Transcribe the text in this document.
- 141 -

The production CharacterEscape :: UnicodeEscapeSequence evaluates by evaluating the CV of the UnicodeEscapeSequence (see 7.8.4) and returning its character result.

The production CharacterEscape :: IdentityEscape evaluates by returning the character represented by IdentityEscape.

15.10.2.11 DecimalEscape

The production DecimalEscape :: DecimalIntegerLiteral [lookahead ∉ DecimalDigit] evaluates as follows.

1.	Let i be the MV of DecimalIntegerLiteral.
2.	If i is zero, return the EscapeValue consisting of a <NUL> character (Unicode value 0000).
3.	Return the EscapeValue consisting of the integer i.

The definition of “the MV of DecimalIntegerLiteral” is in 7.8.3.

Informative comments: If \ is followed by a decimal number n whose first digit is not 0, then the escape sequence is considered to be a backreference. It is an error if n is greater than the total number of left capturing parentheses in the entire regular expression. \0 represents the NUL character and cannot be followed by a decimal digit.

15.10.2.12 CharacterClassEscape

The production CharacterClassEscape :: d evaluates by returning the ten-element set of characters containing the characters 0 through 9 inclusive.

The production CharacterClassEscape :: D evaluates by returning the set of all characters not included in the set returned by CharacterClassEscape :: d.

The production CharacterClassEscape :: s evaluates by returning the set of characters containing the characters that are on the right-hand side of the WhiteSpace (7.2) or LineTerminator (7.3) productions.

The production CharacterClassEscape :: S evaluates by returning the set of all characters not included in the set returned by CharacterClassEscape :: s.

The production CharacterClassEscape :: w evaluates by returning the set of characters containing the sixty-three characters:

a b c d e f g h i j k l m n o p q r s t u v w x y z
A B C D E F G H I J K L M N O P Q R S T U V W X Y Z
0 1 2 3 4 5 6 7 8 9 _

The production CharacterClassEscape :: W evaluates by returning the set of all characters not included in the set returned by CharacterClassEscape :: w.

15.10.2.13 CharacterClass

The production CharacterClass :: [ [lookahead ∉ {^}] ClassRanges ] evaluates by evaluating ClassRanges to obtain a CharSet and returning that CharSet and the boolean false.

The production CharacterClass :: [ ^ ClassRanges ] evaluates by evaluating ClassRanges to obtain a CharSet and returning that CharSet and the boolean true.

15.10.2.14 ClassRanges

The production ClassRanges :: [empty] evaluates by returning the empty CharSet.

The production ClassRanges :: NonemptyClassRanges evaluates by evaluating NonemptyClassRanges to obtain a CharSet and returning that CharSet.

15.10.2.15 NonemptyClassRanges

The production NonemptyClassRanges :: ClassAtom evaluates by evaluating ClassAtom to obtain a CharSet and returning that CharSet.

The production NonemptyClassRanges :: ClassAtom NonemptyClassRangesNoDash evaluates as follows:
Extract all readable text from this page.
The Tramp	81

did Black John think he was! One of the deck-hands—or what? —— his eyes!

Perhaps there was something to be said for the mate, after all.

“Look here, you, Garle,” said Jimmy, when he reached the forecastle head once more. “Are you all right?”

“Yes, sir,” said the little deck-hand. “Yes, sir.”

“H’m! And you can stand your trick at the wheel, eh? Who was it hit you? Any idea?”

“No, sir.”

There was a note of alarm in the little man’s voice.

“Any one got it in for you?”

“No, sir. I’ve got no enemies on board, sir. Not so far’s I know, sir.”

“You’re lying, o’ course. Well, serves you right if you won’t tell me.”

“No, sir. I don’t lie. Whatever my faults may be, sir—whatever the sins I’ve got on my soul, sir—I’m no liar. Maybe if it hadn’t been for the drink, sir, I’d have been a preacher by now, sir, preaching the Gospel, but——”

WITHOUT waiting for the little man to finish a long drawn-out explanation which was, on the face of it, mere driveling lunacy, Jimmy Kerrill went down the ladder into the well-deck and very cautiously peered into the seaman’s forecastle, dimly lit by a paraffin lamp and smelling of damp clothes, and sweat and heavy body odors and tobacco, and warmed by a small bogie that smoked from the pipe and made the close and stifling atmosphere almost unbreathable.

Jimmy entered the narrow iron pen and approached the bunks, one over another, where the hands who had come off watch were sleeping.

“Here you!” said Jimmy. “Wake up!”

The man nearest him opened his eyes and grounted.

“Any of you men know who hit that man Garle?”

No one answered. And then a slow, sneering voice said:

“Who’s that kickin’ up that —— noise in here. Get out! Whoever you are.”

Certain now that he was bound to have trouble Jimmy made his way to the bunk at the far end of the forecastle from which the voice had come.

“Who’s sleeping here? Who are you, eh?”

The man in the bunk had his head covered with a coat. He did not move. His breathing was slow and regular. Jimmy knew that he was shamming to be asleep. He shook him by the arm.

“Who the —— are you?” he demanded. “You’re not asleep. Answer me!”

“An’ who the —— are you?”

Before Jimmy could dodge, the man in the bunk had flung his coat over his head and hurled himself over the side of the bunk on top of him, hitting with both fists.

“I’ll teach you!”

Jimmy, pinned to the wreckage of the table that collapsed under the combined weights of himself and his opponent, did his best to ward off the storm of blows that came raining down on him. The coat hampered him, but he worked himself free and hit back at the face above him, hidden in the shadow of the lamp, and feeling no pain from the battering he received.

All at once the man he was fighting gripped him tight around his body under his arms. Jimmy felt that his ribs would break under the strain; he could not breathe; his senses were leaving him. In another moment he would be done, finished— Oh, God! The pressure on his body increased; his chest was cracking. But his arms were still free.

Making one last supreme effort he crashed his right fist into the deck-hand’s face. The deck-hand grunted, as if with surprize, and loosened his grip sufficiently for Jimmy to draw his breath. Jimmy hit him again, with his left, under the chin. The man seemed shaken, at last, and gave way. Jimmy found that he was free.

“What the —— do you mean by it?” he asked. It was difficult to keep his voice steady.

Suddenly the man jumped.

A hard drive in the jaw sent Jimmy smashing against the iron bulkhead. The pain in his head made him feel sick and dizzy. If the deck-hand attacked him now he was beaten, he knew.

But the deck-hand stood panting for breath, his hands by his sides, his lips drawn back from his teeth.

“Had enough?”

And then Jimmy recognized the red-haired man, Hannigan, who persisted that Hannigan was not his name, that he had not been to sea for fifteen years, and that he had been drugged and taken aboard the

◆ ◆ ◆

» Written task
Repeat the data above, word for word.

» Task answer
Transcribe the text in this document.
- 141 -

The production CharacterEscape :: UnicodeEscapeSequence evaluates by evaluating the CV of the UnicodeEscapeSequence (see 7.8.4) and returning its character result.

The production CharacterEscape :: IdentityEscape evaluates by returning the character represented by IdentityEscape.

15.10.2.11 DecimalEscape

The production DecimalEscape :: DecimalIntegerLiteral [lookahead ∉ DecimalDigit] evaluates as follows.

1.	Let i be the MV of DecimalIntegerLiteral.
2.	If i is zero, return the EscapeValue consisting of a <NUL> character (Unicode value 0000).
3.	Return the EscapeValue consisting of the integer i.

The definition of “the MV of DecimalIntegerLiteral” is in 7.8.3.

Informative comments: If \ is followed by a decimal number n whose first digit is not 0, then the escape sequence is considered to be a backreference. It is an error if n is greater than the total number of left capturing parentheses in the entire regular expression. \0 represents the NUL character and cannot be followed by a decimal digit.

15.10.2.12 CharacterClassEscape

The production CharacterClassEscape :: d evaluates by returning the ten-element set of characters containing the characters 0 through 9 inclusive.

The production CharacterClassEscape :: D evaluates by returning the set of all characters not included in the set returned by CharacterClassEscape :: d.

The production CharacterClassEscape :: s evaluates by returning the set of characters containing the characters that are on the right-hand side of the WhiteSpace (7.2) or LineTerminator (7.3) productions.

The production CharacterClassEscape :: S evaluates by returning the set of all characters not included in the set returned by CharacterClassEscape :: s.

The production CharacterClassEscape :: w evaluates by returning the set of characters containing the sixty-three characters:

a b c d e f g h i j k l m n o p q r s t u v w x y z
A B C D E F G H I J K L M N O P Q R S T U V W X Y Z
0 1 2 3 4 5 6 7 8 9 _

The production CharacterClassEscape :: W evaluates by returning the set of all characters not included in the set returned by CharacterClassEscape :: w.

15.10.2.13 CharacterClass

The production CharacterClass :: [ [lookahead ∉ {^}] ClassRanges ] evaluates by evaluating ClassRanges to obtain a CharSet and returning that CharSet and the boolean false.

The production CharacterClass :: [ ^ ClassRanges ] evaluates by evaluating ClassRanges to obtain a CharSet and returning that CharSet and the boolean true.

15.10.2.14 ClassRanges

The production ClassRanges :: [empty] evaluates by returning the empty CharSet.

The production ClassRanges :: NonemptyClassRanges evaluates by evaluating NonemptyClassRanges to obtain a CharSet and returning that CharSet.

15.10.2.15 NonemptyClassRanges

The production NonemptyClassRanges :: ClassAtom evaluates by evaluating ClassAtom to obtain a CharSet and returning that CharSet.

The production NonemptyClassRanges :: ClassAtom NonemptyClassRangesNoDash evaluates as follows:
Extract all readable text from this page.
The Tramp	81

did Black John think he was! One of the deck-hands—or what? —— his eyes!

Perhaps there was something to be said for the mate, after all.

“Look here, you, Garle,” said Jimmy, when he reached the forecastle head once more. “Are you all right?”

“Yes, sir,” said the little deck-hand. “Yes, sir.”

“H’m! And you can stand your trick at the wheel, eh? Who was it hit you? Any idea?”

“No, sir.”

There was a note of alarm in the little man’s voice.

“Any one got it in for you?”

“No, sir. I’ve got no enemies on board, sir. Not so far’s I know, sir.”

“You’re lying, o’ course. Well, serves you right if you won’t tell me.”

“No, sir. I don’t lie. Whatever my faults may be, sir—whatever the sins I’ve got on my soul, sir—I’m no liar. Maybe if it hadn’t been for the drink, sir, I’d have been a preacher by now, sir, preaching the Gospel, but——”

WITHOUT waiting for the little man to finish a long drawn-out explanation which was, on the face of it, mere driveling lunacy, Jimmy Kerrill went down the ladder into the well-deck and very cautiously peered into the seaman’s forecastle, dimly lit by a paraffin lamp and smelling of damp clothes, and sweat and heavy body odors and tobacco, and warmed by a small bogie that smoked from the pipe and made the close and stifling atmosphere almost unbreathable.

Jimmy entered the narrow iron pen and approached the bunks, one over another, where the hands who had come off watch were sleeping.

“Here you!” said Jimmy. “Wake up!”

The man nearest him opened his eyes and grounted.

“Any of you men know who hit that man Garle?”

No one answered. And then a slow, sneering voice said:

“Who’s that kickin’ up that —— noise in here. Get out! Whoever you are.”

Certain now that he was bound to have trouble Jimmy made his way to the bunk at the far end of the forecastle from which the voice had come.

“Who’s sleeping here? Who are you, eh?”

The man in the bunk had his head covered with a coat. He did not move. His breathing was slow and regular. Jimmy knew that he was shamming to be asleep. He shook him by the arm.

“Who the —— are you?” he demanded. “You’re not asleep. Answer me!”

“An’ who the —— are you?”

Before Jimmy could dodge, the man in the bunk had flung his coat over his head and hurled himself over the side of the bunk on top of him, hitting with both fists.

“I’ll teach you!”

Jimmy, pinned to the wreckage of the table that collapsed under the combined weights of himself and his opponent, did his best to ward off the storm of blows that came raining down on him. The coat hampered him, but he worked himself free and hit back at the face above him, hidden in the shadow of the lamp, and feeling no pain from the battering he received.

All at once the man he was fighting gripped him tight around his body under his arms. Jimmy felt that his ribs would break under the strain; he could not breathe; his senses were leaving him. In another moment he would be done, finished— Oh, God! The pressure on his body increased; his chest was cracking. But his arms were still free.

Making one last supreme effort he crashed his right fist into the deck-hand’s face. The deck-hand grunted, as if with surprize, and loosened his grip sufficiently for Jimmy to draw his breath. Jimmy hit him again, with his left, under the chin. The man seemed shaken, at last, and gave way. Jimmy found that he was free.

“What the —— do you mean by it?” he asked. It was difficult to keep his voice steady.

Suddenly the man jumped.

A hard drive in the jaw sent Jimmy smashing against the iron bulkhead. The pain in his head made him feel sick and dizzy. If the deck-hand attacked him now he was beaten, he knew.

But the deck-hand stood panting for breath, his hands by his sides, his lips drawn back from his teeth.

“Had enough?”

And then Jimmy recognized the red-haired man, Hannigan, who persisted that Hannigan was not his name, that he had not been to sea for fifteen years, and that he had been drugged and taken aboard the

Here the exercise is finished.